> _Exercise_:
Scan the lines below for the string "Terkini" and report how many lines contain it, giving only the number.

____________________

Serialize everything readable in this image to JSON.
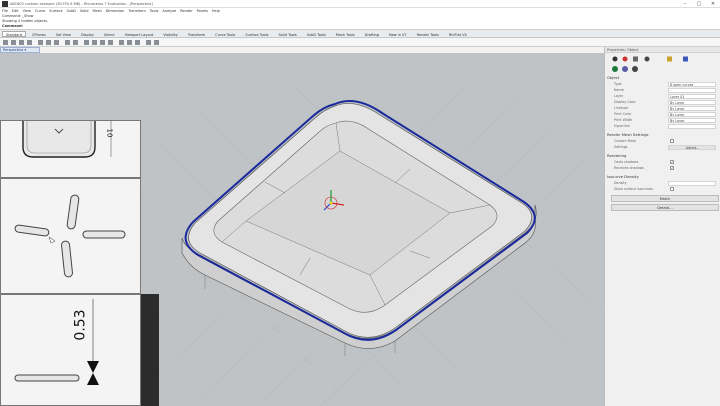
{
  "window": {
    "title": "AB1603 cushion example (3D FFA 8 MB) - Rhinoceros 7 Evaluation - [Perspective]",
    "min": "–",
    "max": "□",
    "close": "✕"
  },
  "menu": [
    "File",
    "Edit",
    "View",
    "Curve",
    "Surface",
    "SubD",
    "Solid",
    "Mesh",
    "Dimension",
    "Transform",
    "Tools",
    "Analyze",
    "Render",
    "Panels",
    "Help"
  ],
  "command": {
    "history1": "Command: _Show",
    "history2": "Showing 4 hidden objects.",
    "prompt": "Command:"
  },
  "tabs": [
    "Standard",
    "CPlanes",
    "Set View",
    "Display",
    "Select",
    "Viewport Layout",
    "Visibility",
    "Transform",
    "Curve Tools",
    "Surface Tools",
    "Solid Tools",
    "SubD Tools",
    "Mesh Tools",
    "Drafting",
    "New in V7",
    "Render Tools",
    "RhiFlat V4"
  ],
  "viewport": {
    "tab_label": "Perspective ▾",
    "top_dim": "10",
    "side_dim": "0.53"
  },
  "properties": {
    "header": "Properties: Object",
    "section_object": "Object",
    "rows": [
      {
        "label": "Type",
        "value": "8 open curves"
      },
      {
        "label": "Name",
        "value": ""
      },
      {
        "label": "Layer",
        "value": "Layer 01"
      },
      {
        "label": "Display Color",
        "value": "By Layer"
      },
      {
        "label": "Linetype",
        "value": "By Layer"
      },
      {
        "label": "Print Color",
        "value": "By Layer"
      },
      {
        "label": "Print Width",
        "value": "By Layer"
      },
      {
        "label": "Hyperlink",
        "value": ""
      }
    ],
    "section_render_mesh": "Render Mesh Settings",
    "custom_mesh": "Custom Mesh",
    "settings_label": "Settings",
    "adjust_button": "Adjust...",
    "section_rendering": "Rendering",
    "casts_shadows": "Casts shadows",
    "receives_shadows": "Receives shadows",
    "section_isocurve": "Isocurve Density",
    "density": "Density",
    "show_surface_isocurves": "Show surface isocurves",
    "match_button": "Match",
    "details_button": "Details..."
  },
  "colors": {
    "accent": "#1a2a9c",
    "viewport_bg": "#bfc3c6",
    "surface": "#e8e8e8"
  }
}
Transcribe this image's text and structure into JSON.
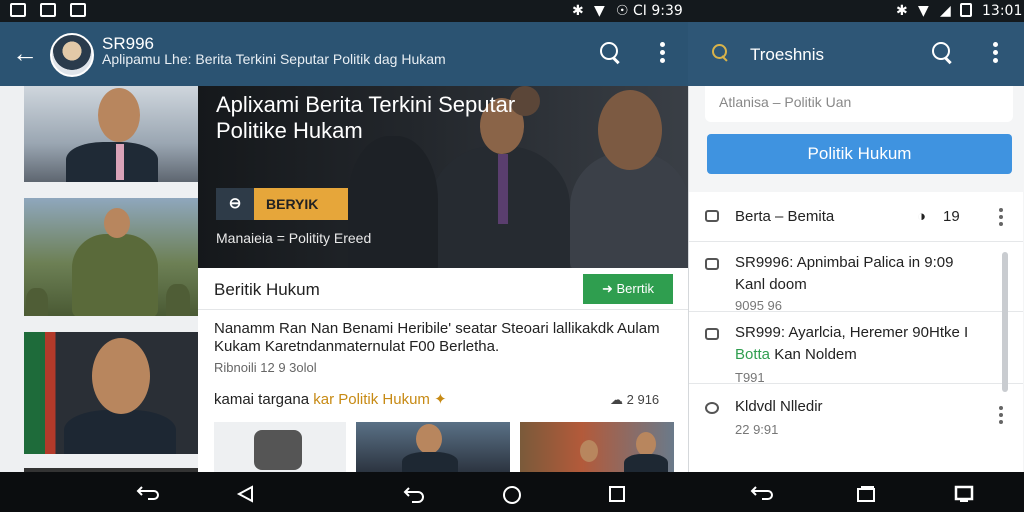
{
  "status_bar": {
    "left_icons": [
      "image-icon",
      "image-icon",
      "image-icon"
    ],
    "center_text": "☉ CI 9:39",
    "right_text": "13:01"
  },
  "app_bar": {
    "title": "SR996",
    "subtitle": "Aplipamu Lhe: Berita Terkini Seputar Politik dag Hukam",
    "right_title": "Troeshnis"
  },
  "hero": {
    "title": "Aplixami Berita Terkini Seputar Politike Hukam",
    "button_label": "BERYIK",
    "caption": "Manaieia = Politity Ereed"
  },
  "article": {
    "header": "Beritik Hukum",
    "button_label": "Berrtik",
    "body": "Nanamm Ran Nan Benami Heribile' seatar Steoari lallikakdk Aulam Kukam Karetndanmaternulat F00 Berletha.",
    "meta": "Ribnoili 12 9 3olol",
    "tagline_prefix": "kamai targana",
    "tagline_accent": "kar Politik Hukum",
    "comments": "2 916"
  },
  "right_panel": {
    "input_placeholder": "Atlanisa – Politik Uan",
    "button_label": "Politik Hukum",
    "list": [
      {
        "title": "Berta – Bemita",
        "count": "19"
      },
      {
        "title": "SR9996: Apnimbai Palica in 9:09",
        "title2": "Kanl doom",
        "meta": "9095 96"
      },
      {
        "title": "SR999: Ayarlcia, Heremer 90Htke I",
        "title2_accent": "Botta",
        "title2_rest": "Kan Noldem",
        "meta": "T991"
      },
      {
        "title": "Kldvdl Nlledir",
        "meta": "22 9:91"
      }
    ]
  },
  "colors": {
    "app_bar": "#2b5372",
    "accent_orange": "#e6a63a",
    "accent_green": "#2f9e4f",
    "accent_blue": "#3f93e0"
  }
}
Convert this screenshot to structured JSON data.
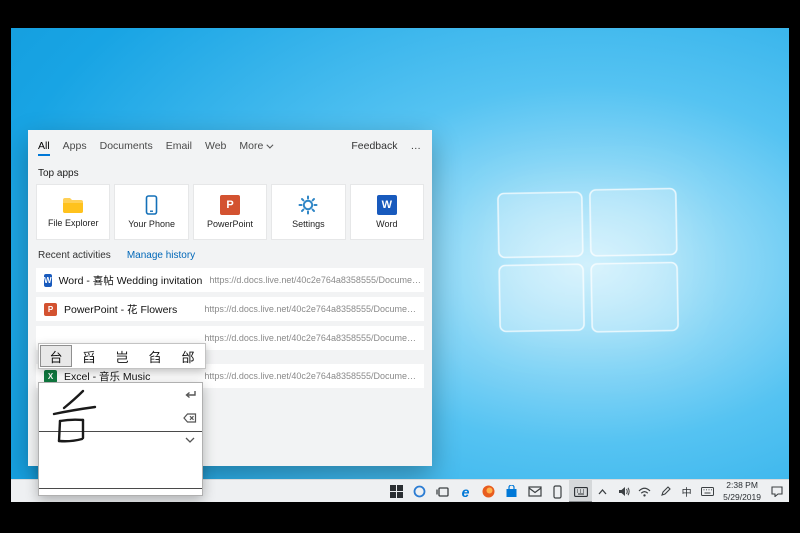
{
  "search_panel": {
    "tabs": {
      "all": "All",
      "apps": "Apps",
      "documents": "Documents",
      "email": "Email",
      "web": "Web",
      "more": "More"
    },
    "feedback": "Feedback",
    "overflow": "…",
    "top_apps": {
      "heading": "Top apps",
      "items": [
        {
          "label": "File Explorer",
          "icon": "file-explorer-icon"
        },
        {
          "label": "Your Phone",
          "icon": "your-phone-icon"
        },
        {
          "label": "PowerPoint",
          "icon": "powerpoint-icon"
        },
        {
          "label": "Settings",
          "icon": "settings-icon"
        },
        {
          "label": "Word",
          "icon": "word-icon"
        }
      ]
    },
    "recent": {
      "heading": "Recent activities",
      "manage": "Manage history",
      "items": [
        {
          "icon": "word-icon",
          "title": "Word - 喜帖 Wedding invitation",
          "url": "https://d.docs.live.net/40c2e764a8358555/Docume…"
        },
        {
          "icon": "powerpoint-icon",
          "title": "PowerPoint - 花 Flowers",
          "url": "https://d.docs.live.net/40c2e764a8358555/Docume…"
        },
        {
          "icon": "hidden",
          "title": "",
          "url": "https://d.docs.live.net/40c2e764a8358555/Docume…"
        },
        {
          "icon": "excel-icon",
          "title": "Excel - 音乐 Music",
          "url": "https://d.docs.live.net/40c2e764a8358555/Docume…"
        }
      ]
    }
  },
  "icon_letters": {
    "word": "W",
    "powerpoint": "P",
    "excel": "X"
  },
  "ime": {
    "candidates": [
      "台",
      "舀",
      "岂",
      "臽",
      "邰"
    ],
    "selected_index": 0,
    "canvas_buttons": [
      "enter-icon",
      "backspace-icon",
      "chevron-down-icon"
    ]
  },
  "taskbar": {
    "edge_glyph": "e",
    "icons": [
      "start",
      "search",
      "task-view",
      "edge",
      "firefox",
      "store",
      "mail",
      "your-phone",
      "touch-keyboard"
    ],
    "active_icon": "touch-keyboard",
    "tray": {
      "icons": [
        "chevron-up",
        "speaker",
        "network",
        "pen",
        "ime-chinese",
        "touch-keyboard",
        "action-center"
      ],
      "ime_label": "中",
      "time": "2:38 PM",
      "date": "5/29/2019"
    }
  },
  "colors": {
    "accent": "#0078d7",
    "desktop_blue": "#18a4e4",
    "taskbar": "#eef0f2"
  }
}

____________________

> _Output for this exercise_:
2